*Task requirements*.
Look through the material below. Copy each line that contains the string "popular".

*Available data*.
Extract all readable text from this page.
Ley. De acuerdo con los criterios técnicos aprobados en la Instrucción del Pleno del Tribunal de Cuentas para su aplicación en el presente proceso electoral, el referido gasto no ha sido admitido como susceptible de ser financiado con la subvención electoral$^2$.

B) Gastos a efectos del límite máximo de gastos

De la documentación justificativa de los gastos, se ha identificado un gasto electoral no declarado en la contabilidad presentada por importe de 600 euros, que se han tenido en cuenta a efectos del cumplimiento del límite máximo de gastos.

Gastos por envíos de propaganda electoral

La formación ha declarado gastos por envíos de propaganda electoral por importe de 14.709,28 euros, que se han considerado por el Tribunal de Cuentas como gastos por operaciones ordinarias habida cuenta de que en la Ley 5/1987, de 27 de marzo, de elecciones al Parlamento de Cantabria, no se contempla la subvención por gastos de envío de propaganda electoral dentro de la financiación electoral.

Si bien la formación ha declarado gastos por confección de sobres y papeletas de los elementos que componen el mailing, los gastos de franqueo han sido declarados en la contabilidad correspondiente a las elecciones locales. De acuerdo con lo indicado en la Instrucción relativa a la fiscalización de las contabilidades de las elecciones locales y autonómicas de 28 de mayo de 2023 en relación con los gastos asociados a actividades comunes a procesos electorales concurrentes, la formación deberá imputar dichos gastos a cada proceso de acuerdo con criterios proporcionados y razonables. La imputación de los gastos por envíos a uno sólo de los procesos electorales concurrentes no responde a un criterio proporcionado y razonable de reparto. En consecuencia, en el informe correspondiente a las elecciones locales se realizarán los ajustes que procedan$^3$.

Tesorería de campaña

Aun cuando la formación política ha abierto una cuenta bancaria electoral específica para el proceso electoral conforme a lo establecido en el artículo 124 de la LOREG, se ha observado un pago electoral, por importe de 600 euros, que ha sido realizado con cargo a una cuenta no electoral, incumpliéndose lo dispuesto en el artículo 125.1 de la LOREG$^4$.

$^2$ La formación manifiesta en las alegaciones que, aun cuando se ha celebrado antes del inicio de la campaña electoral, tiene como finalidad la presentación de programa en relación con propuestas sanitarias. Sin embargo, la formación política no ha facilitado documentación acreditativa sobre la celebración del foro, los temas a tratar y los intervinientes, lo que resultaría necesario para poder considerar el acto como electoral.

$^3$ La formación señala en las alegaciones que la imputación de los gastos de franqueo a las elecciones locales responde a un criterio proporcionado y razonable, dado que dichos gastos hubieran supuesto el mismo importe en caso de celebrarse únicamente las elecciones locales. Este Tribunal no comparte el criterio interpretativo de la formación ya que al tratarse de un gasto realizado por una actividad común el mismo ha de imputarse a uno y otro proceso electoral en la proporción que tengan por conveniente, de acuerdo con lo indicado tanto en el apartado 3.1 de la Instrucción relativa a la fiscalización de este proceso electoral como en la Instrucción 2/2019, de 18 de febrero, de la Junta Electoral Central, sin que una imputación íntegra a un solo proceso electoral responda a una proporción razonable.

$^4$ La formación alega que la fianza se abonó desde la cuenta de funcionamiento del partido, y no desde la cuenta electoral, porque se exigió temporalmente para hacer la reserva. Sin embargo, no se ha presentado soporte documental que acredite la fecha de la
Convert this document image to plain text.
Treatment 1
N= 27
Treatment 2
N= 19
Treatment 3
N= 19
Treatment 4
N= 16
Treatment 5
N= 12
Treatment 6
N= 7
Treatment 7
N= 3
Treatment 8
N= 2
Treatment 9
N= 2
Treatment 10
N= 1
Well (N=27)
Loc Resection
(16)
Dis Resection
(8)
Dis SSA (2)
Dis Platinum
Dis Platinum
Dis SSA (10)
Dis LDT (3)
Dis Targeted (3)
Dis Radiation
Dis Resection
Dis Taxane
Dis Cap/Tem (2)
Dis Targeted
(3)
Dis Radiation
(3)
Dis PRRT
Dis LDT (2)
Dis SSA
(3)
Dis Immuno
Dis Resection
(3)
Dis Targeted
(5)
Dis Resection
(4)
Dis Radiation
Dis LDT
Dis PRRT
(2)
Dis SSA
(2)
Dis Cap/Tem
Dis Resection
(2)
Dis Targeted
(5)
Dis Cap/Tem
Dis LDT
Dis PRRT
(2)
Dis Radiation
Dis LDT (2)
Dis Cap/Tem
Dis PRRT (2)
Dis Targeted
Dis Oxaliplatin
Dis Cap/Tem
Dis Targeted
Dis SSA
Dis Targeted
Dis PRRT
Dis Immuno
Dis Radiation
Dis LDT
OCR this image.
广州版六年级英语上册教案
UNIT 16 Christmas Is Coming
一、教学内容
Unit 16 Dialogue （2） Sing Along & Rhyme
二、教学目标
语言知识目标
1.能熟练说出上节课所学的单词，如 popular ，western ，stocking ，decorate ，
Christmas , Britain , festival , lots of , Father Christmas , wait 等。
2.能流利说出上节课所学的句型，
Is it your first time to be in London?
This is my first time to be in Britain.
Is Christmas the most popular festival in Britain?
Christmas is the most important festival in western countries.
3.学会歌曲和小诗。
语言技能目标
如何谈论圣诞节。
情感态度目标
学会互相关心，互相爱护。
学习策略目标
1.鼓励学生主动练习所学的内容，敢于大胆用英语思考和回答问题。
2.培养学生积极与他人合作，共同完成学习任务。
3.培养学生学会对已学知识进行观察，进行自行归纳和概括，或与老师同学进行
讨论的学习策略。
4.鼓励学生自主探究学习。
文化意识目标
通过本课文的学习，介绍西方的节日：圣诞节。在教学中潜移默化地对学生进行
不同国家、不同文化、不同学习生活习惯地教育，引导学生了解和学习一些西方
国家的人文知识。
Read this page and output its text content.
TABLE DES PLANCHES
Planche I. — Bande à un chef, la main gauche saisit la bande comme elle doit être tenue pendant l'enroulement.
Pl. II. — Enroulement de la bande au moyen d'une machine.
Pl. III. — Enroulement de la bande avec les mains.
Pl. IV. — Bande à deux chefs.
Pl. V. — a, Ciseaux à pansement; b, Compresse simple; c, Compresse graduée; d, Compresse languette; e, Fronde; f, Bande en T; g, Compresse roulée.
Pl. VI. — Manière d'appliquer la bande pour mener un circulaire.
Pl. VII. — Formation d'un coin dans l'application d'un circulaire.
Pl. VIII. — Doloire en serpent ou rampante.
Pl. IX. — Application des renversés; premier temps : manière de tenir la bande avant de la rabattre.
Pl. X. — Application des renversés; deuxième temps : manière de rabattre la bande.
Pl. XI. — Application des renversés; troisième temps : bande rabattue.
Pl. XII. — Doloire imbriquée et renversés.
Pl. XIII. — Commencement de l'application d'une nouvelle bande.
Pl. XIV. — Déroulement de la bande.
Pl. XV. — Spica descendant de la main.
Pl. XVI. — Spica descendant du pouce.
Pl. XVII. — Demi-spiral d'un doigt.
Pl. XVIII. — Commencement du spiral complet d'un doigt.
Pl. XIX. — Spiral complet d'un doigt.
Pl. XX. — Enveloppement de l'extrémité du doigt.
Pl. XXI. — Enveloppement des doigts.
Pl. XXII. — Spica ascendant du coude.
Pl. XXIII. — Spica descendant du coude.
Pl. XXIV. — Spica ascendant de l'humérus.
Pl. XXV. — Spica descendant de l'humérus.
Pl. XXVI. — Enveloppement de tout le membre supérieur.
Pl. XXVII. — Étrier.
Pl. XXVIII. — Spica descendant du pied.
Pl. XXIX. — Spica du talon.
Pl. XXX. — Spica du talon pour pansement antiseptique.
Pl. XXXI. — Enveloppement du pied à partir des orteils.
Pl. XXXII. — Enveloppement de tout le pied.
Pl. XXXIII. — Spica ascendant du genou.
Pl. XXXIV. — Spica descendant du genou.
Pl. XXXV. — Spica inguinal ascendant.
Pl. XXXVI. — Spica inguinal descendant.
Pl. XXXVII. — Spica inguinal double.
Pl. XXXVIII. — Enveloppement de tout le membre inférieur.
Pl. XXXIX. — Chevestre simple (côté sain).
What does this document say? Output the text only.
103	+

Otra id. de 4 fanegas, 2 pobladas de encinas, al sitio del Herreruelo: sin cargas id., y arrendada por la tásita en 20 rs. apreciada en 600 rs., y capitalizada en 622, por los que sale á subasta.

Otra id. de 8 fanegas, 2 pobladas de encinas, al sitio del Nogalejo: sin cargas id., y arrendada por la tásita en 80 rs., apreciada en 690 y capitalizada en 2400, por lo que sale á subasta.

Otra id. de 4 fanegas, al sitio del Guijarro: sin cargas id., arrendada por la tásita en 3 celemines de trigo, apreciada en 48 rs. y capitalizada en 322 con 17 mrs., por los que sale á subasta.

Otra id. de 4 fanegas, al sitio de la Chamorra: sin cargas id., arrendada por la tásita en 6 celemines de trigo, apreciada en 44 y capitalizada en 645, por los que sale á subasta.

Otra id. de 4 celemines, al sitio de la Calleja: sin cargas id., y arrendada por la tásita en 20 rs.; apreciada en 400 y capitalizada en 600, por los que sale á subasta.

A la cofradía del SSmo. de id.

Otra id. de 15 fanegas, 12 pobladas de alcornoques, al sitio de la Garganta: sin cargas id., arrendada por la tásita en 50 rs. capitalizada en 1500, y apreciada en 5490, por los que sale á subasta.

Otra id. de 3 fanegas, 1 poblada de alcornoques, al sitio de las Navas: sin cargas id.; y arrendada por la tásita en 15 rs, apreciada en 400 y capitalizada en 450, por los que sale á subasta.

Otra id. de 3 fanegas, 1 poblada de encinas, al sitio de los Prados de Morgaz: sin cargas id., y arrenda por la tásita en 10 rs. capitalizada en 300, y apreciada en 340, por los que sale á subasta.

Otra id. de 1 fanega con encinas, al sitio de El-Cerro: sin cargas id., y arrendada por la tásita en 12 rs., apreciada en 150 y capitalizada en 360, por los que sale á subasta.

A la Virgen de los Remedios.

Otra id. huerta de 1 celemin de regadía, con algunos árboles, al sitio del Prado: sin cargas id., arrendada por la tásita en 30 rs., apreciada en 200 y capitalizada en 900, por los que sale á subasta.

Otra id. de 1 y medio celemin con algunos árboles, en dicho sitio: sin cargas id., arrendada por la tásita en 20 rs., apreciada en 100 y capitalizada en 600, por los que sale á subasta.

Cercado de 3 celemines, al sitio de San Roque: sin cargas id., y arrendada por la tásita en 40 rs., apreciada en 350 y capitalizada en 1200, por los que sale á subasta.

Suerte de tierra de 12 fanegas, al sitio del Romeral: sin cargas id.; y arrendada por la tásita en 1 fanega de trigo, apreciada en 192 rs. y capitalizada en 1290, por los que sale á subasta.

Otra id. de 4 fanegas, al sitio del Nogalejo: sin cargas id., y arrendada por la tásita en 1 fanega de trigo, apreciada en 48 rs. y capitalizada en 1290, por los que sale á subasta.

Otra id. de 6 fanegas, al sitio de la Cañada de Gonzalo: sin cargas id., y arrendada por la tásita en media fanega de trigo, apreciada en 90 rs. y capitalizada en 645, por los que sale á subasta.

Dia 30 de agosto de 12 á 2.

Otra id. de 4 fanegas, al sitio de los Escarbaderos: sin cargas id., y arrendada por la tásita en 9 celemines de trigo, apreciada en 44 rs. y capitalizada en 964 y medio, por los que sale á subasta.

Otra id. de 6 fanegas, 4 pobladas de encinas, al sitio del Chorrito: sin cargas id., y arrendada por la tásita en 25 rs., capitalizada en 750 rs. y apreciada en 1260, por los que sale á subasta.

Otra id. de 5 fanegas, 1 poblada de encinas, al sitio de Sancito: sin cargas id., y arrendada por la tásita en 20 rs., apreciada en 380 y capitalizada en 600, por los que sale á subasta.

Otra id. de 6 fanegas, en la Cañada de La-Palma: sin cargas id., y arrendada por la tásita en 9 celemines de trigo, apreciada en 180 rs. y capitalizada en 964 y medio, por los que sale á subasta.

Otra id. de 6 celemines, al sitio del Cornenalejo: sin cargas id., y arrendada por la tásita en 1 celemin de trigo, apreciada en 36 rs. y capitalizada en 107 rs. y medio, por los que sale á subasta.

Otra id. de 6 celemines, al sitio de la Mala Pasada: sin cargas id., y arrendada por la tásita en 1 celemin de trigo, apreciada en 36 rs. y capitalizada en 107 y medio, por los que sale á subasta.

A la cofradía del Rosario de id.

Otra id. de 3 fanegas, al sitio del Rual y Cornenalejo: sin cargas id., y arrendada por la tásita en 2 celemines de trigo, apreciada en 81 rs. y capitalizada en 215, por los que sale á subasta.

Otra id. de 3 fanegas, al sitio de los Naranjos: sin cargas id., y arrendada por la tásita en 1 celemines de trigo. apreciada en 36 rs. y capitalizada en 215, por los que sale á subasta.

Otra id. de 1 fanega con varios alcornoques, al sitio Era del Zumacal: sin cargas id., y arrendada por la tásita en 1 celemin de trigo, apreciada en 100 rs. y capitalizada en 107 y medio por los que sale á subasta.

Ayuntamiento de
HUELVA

*Correct response*.
1.能熟练说出上节课所学的单词，如 popular ，western ，stocking ，decorate ，
Is Christmas the most popular festival in Britain?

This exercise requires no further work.